-- START Records for processing --

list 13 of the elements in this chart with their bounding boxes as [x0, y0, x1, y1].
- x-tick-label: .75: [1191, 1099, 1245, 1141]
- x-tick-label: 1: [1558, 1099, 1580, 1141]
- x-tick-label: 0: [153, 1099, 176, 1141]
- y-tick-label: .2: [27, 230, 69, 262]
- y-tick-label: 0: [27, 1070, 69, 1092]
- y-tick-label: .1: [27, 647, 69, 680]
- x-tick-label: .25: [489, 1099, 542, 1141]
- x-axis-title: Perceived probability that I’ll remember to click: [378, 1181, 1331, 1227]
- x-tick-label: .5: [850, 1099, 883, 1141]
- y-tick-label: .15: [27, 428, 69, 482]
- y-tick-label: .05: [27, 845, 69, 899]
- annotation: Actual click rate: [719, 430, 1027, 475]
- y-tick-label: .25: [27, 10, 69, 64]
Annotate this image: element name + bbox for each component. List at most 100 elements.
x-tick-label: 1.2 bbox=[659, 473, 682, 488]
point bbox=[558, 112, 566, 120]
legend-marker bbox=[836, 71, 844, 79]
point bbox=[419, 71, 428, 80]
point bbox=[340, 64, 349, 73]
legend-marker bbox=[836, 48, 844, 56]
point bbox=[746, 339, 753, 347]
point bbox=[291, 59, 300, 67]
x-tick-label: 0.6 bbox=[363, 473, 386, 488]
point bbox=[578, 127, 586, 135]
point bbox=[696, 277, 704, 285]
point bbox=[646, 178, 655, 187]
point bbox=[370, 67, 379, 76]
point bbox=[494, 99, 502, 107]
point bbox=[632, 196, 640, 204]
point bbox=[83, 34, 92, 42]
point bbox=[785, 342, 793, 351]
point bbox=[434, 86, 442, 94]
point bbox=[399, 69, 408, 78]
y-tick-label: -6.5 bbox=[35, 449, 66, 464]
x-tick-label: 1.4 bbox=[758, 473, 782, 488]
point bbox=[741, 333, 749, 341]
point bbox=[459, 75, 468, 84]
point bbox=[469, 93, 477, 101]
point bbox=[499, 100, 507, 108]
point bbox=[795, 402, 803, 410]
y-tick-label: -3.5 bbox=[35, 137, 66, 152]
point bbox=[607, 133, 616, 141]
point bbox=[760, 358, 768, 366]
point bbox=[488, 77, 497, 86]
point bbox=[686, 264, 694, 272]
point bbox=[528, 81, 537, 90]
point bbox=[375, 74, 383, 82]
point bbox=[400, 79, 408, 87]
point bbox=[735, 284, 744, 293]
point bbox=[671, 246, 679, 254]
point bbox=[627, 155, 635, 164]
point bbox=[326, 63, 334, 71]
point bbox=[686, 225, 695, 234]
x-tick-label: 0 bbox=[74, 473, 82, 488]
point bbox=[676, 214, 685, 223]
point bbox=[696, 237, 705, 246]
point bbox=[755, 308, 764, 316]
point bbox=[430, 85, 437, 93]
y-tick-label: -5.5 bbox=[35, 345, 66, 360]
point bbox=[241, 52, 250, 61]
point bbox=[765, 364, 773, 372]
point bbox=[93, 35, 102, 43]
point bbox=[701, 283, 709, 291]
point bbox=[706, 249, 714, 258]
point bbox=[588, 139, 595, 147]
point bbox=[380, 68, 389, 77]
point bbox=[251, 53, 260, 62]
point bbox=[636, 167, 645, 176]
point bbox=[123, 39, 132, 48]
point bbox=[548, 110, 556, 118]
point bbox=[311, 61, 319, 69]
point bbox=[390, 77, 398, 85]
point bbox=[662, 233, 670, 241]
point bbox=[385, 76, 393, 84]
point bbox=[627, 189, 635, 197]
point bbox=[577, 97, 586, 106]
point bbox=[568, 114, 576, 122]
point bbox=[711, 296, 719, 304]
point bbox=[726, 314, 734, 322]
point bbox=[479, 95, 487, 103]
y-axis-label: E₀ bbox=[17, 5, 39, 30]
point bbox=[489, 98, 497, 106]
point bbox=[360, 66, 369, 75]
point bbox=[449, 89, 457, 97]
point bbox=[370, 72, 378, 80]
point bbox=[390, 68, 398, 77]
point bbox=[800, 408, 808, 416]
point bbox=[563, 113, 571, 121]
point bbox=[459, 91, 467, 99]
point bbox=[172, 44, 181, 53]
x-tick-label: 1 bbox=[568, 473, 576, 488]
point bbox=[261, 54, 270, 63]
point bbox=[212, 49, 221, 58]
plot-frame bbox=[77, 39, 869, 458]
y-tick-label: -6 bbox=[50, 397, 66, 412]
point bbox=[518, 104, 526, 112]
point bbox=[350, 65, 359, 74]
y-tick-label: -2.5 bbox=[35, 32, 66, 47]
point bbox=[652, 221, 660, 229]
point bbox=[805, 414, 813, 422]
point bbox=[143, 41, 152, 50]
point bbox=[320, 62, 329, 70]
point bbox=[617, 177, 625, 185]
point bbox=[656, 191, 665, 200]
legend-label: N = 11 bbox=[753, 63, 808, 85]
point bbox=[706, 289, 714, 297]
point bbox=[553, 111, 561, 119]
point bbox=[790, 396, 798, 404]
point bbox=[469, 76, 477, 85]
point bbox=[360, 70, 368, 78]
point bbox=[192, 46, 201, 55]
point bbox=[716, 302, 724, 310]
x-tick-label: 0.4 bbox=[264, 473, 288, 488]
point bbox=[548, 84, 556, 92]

-- END Records for processing --

What you should do — Can you reproduce all of the material above, line for line, without changing a single character?

Task result —
list 13 of the elements in this chart with their bounding boxes as [x0, y0, x1, y1].
- x-tick-label: .75: [1191, 1099, 1245, 1141]
- x-tick-label: 1: [1558, 1099, 1580, 1141]
- x-tick-label: 0: [153, 1099, 176, 1141]
- y-tick-label: .2: [27, 230, 69, 262]
- y-tick-label: 0: [27, 1070, 69, 1092]
- y-tick-label: .1: [27, 647, 69, 680]
- x-tick-label: .25: [489, 1099, 542, 1141]
- x-axis-title: Perceived probability that I’ll remember to click: [378, 1181, 1331, 1227]
- x-tick-label: .5: [850, 1099, 883, 1141]
- y-tick-label: .15: [27, 428, 69, 482]
- y-tick-label: .05: [27, 845, 69, 899]
- annotation: Actual click rate: [719, 430, 1027, 475]
- y-tick-label: .25: [27, 10, 69, 64]
Annotate this image: element name + bbox for each component. List at most 100 elements.
x-tick-label: 1.2 bbox=[659, 473, 682, 488]
point bbox=[558, 112, 566, 120]
legend-marker bbox=[836, 71, 844, 79]
point bbox=[419, 71, 428, 80]
point bbox=[340, 64, 349, 73]
legend-marker bbox=[836, 48, 844, 56]
point bbox=[746, 339, 753, 347]
point bbox=[291, 59, 300, 67]
x-tick-label: 0.6 bbox=[363, 473, 386, 488]
point bbox=[578, 127, 586, 135]
point bbox=[696, 277, 704, 285]
point bbox=[646, 178, 655, 187]
point bbox=[370, 67, 379, 76]
point bbox=[494, 99, 502, 107]
point bbox=[632, 196, 640, 204]
point bbox=[83, 34, 92, 42]
point bbox=[785, 342, 793, 351]
point bbox=[434, 86, 442, 94]
point bbox=[399, 69, 408, 78]
y-tick-label: -6.5 bbox=[35, 449, 66, 464]
x-tick-label: 1.4 bbox=[758, 473, 782, 488]
point bbox=[741, 333, 749, 341]
point bbox=[459, 75, 468, 84]
point bbox=[469, 93, 477, 101]
point bbox=[499, 100, 507, 108]
point bbox=[795, 402, 803, 410]
y-tick-label: -3.5 bbox=[35, 137, 66, 152]
point bbox=[607, 133, 616, 141]
point bbox=[760, 358, 768, 366]
point bbox=[488, 77, 497, 86]
point bbox=[686, 264, 694, 272]
point bbox=[528, 81, 537, 90]
point bbox=[375, 74, 383, 82]
point bbox=[400, 79, 408, 87]
point bbox=[735, 284, 744, 293]
point bbox=[671, 246, 679, 254]
point bbox=[627, 155, 635, 164]
point bbox=[326, 63, 334, 71]
point bbox=[686, 225, 695, 234]
x-tick-label: 0 bbox=[74, 473, 82, 488]
point bbox=[676, 214, 685, 223]
point bbox=[696, 237, 705, 246]
point bbox=[755, 308, 764, 316]
point bbox=[430, 85, 437, 93]
y-tick-label: -5.5 bbox=[35, 345, 66, 360]
point bbox=[241, 52, 250, 61]
point bbox=[765, 364, 773, 372]
point bbox=[93, 35, 102, 43]
point bbox=[701, 283, 709, 291]
point bbox=[706, 249, 714, 258]
point bbox=[588, 139, 595, 147]
point bbox=[380, 68, 389, 77]
point bbox=[251, 53, 260, 62]
point bbox=[636, 167, 645, 176]
point bbox=[123, 39, 132, 48]
point bbox=[548, 110, 556, 118]
point bbox=[311, 61, 319, 69]
point bbox=[390, 77, 398, 85]
point bbox=[662, 233, 670, 241]
point bbox=[385, 76, 393, 84]
point bbox=[627, 189, 635, 197]
point bbox=[577, 97, 586, 106]
point bbox=[568, 114, 576, 122]
point bbox=[711, 296, 719, 304]
point bbox=[726, 314, 734, 322]
point bbox=[479, 95, 487, 103]
y-axis-label: E₀ bbox=[17, 5, 39, 30]
point bbox=[489, 98, 497, 106]
point bbox=[360, 66, 369, 75]
point bbox=[449, 89, 457, 97]
point bbox=[370, 72, 378, 80]
point bbox=[390, 68, 398, 77]
point bbox=[800, 408, 808, 416]
point bbox=[563, 113, 571, 121]
point bbox=[459, 91, 467, 99]
point bbox=[172, 44, 181, 53]
x-tick-label: 1 bbox=[568, 473, 576, 488]
point bbox=[261, 54, 270, 63]
point bbox=[212, 49, 221, 58]
plot-frame bbox=[77, 39, 869, 458]
y-tick-label: -6 bbox=[50, 397, 66, 412]
point bbox=[518, 104, 526, 112]
point bbox=[350, 65, 359, 74]
y-tick-label: -2.5 bbox=[35, 32, 66, 47]
point bbox=[652, 221, 660, 229]
point bbox=[805, 414, 813, 422]
point bbox=[143, 41, 152, 50]
point bbox=[320, 62, 329, 70]
point bbox=[617, 177, 625, 185]
point bbox=[656, 191, 665, 200]
legend-label: N = 11 bbox=[753, 63, 808, 85]
point bbox=[706, 289, 714, 297]
point bbox=[553, 111, 561, 119]
point bbox=[790, 396, 798, 404]
point bbox=[469, 76, 477, 85]
point bbox=[360, 70, 368, 78]
point bbox=[192, 46, 201, 55]
point bbox=[716, 302, 724, 310]
x-tick-label: 0.4 bbox=[264, 473, 288, 488]
point bbox=[548, 84, 556, 92]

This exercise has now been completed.